== Work instructions ==
Reproduce every one of these rows verbatim, without changing a character.

(Layout annotation rows)
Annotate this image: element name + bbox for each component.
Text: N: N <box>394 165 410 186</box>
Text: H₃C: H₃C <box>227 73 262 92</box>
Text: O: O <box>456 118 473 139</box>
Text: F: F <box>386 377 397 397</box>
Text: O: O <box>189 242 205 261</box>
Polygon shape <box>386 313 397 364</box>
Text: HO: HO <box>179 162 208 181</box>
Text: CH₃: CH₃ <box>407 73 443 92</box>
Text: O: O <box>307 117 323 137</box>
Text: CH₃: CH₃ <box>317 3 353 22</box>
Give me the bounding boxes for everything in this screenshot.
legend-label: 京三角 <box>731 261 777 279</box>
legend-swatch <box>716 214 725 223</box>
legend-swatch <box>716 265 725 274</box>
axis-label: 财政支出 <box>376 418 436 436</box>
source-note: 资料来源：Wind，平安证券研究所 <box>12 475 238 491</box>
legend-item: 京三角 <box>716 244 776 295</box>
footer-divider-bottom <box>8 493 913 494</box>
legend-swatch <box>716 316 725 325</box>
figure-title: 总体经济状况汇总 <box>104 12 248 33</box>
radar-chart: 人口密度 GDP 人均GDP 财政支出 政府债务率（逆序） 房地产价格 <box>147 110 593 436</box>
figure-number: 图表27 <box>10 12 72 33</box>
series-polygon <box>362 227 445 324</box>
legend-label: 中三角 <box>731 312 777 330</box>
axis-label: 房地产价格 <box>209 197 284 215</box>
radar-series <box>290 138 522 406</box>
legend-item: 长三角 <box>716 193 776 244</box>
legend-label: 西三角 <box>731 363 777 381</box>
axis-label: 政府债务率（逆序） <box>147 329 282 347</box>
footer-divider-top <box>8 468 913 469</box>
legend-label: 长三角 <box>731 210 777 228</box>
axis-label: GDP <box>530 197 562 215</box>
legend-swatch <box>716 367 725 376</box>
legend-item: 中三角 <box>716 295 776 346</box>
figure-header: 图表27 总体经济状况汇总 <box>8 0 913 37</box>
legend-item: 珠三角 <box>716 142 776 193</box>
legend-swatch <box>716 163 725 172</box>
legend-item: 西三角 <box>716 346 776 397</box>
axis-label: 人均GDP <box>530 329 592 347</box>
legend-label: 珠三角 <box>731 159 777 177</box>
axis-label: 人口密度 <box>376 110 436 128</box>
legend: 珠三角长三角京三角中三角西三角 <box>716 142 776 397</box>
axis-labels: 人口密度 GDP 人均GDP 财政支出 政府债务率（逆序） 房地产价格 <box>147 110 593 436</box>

== Final result ==
Annotate this image: element name + bbox for each component.
Text: N: N <box>394 165 410 186</box>
Text: H₃C: H₃C <box>227 73 262 92</box>
Text: O: O <box>456 118 473 139</box>
Text: F: F <box>386 377 397 397</box>
Text: O: O <box>189 242 205 261</box>
Polygon shape <box>386 313 397 364</box>
Text: HO: HO <box>179 162 208 181</box>
Text: CH₃: CH₃ <box>407 73 443 92</box>
Text: O: O <box>307 117 323 137</box>
Text: CH₃: CH₃ <box>317 3 353 22</box>
Give me the bounding boxes for everything in this screenshot.
legend-label: 京三角 <box>731 261 777 279</box>
legend-swatch <box>716 214 725 223</box>
legend-swatch <box>716 265 725 274</box>
axis-label: 财政支出 <box>376 418 436 436</box>
source-note: 资料来源：Wind，平安证券研究所 <box>12 475 238 491</box>
legend-item: 京三角 <box>716 244 776 295</box>
footer-divider-bottom <box>8 493 913 494</box>
legend-swatch <box>716 316 725 325</box>
figure-title: 总体经济状况汇总 <box>104 12 248 33</box>
radar-chart: 人口密度 GDP 人均GDP 财政支出 政府债务率（逆序） 房地产价格 <box>147 110 593 436</box>
figure-number: 图表27 <box>10 12 72 33</box>
series-polygon <box>362 227 445 324</box>
legend-label: 中三角 <box>731 312 777 330</box>
axis-label: 房地产价格 <box>209 197 284 215</box>
radar-series <box>290 138 522 406</box>
legend-item: 长三角 <box>716 193 776 244</box>
legend-label: 西三角 <box>731 363 777 381</box>
axis-label: 政府债务率（逆序） <box>147 329 282 347</box>
footer-divider-top <box>8 468 913 469</box>
legend-label: 长三角 <box>731 210 777 228</box>
axis-label: GDP <box>530 197 562 215</box>
legend-swatch <box>716 367 725 376</box>
legend-item: 中三角 <box>716 295 776 346</box>
figure-header: 图表27 总体经济状况汇总 <box>8 0 913 37</box>
legend-item: 珠三角 <box>716 142 776 193</box>
legend-swatch <box>716 163 725 172</box>
legend-item: 西三角 <box>716 346 776 397</box>
axis-label: 人均GDP <box>530 329 592 347</box>
legend-label: 珠三角 <box>731 159 777 177</box>
axis-label: 人口密度 <box>376 110 436 128</box>
legend: 珠三角长三角京三角中三角西三角 <box>716 142 776 397</box>
axis-labels: 人口密度 GDP 人均GDP 财政支出 政府债务率（逆序） 房地产价格 <box>147 110 593 436</box>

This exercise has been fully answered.